* EXERCISE REQUIREMENTS:
Make an exact copy of all the entries, but do not reproduce the pictures.

+++ MATERIALS PROVIDED +++

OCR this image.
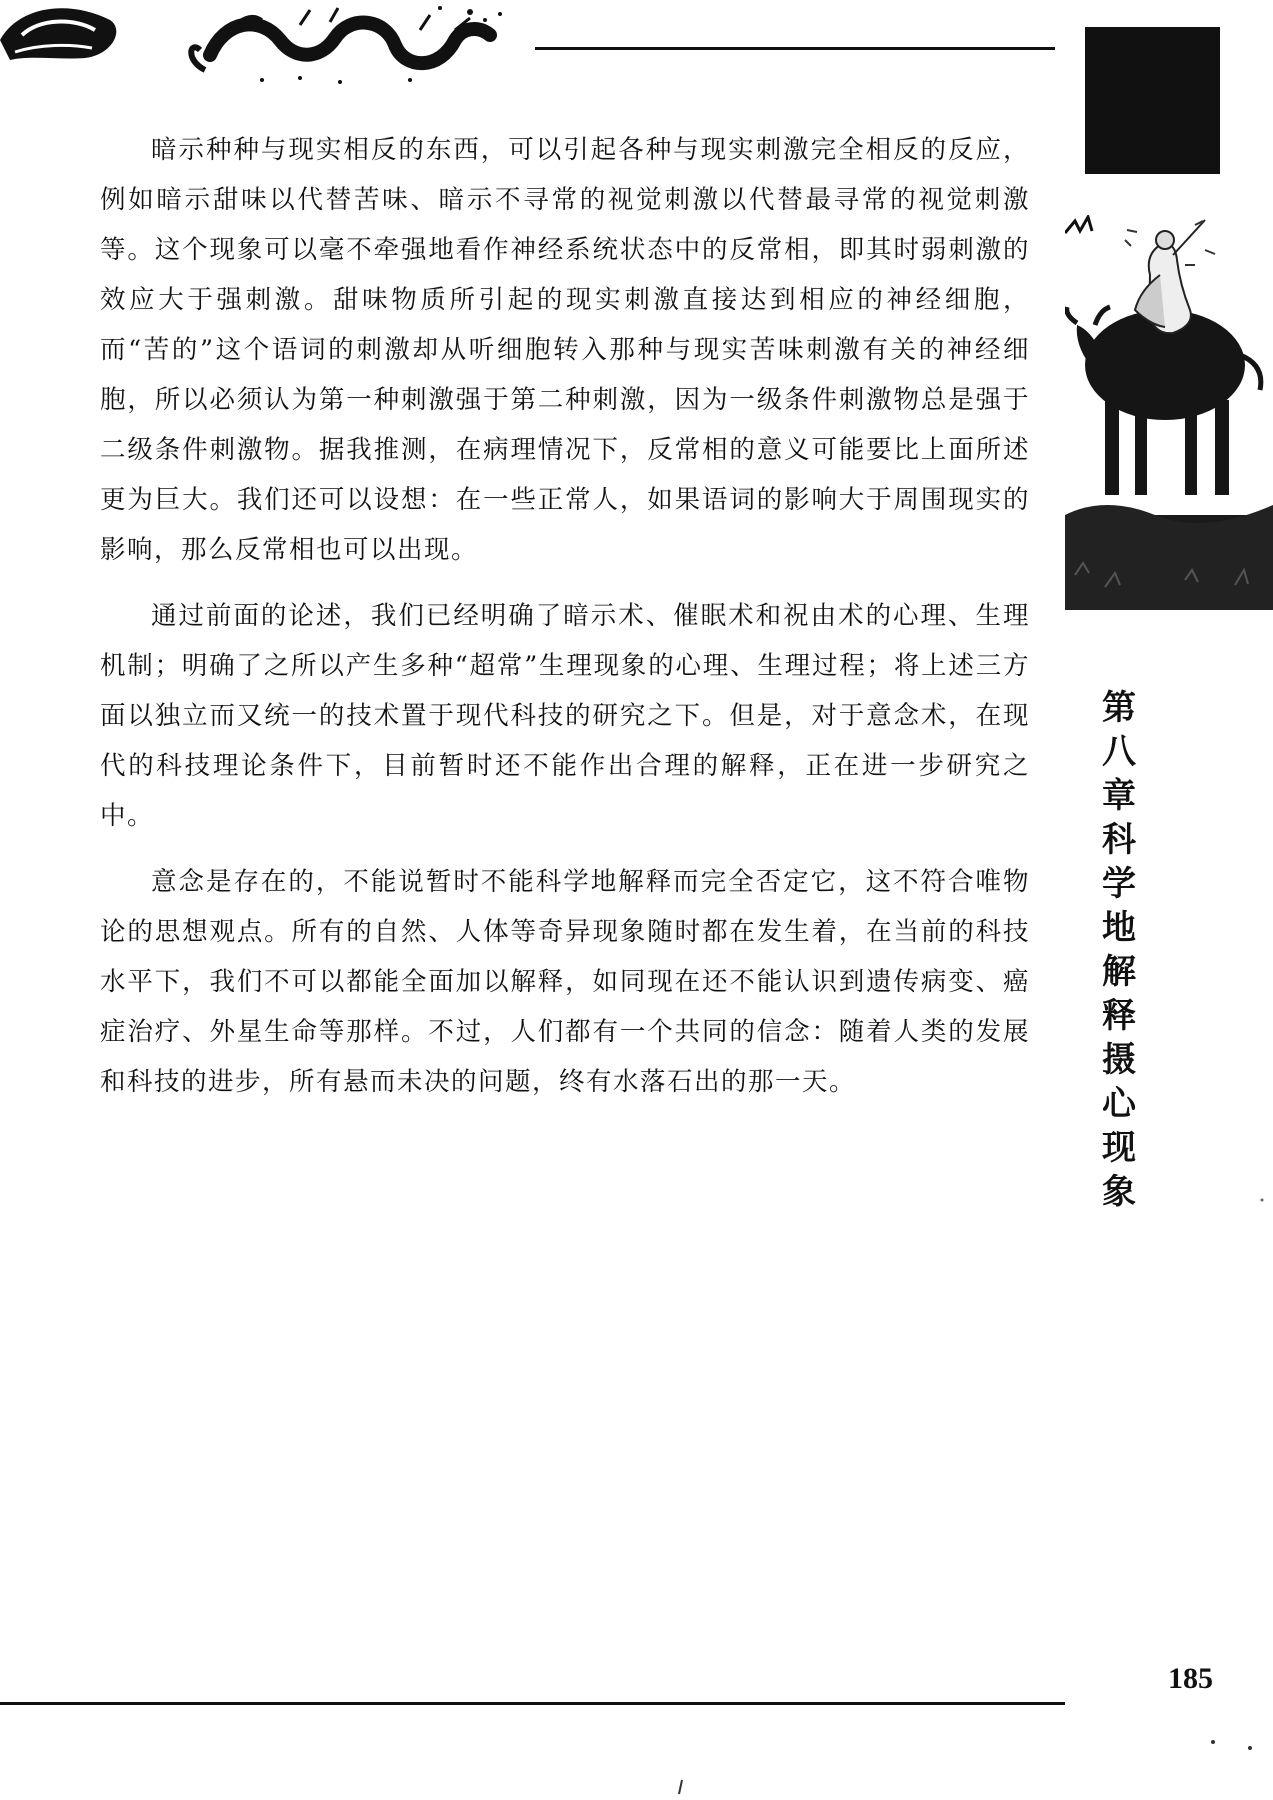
暗示种种与现实相反的东西，可以引起各种与现实刺激完全相反的反应，例如暗示甜味以代替苦味、暗示不寻常的视觉刺激以代替最寻常的视觉刺激等。这个现象可以毫不牵强地看作神经系统状态中的反常相，即其时弱刺激的效应大于强刺激。甜味物质所引起的现实刺激直接达到相应的神经细胞，而“苦的”这个语词的刺激却从听细胞转入那种与现实苦味刺激有关的神经细胞，所以必须认为第一种刺激强于第二种刺激，因为一级条件刺激物总是强于二级条件刺激物。据我推测，在病理情况下，反常相的意义可能要比上面所述更为巨大。我们还可以设想：在一些正常人，如果语词的影响大于周围现实的影响，那么反常相也可以出现。

通过前面的论述，我们已经明确了暗示术、催眠术和祝由术的心理、生理机制；明确了之所以产生多种“超常”生理现象的心理、生理过程；将上述三方面以独立而又统一的技术置于现代科技的研究之下。但是，对于意念术，在现代的科技理论条件下，目前暂时还不能作出合理的解释，正在进一步研究之中。

意念是存在的，不能说暂时不能科学地解释而完全否定它，这不符合唯物论的思想观点。所有的自然、人体等奇异现象随时都在发生着，在当前的科技水平下，我们不可以都能全面加以解释，如同现在还不能认识到遗传病变、癌症治疗、外星生命等那样。不过，人们都有一个共同的信念：随着人类的发展和科技的进步，所有悬而未决的问题，终有水落石出的那一天。

第
八
章
科
学
地
解
释
摄
心
现
象
185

+++

* EXPECTED ANSWER:
OCR this image.
暗示种种与现实相反的东西，可以引起各种与现实刺激完全相反的反应，例如暗示甜味以代替苦味、暗示不寻常的视觉刺激以代替最寻常的视觉刺激等。这个现象可以毫不牵强地看作神经系统状态中的反常相，即其时弱刺激的效应大于强刺激。甜味物质所引起的现实刺激直接达到相应的神经细胞，而“苦的”这个语词的刺激却从听细胞转入那种与现实苦味刺激有关的神经细胞，所以必须认为第一种刺激强于第二种刺激，因为一级条件刺激物总是强于二级条件刺激物。据我推测，在病理情况下，反常相的意义可能要比上面所述更为巨大。我们还可以设想：在一些正常人，如果语词的影响大于周围现实的影响，那么反常相也可以出现。

通过前面的论述，我们已经明确了暗示术、催眠术和祝由术的心理、生理机制；明确了之所以产生多种“超常”生理现象的心理、生理过程；将上述三方面以独立而又统一的技术置于现代科技的研究之下。但是，对于意念术，在现代的科技理论条件下，目前暂时还不能作出合理的解释，正在进一步研究之中。

意念是存在的，不能说暂时不能科学地解释而完全否定它，这不符合唯物论的思想观点。所有的自然、人体等奇异现象随时都在发生着，在当前的科技水平下，我们不可以都能全面加以解释，如同现在还不能认识到遗传病变、癌症治疗、外星生命等那样。不过，人们都有一个共同的信念：随着人类的发展和科技的进步，所有悬而未决的问题，终有水落石出的那一天。

第
八
章
科
学
地
解
释
摄
心
现
象
185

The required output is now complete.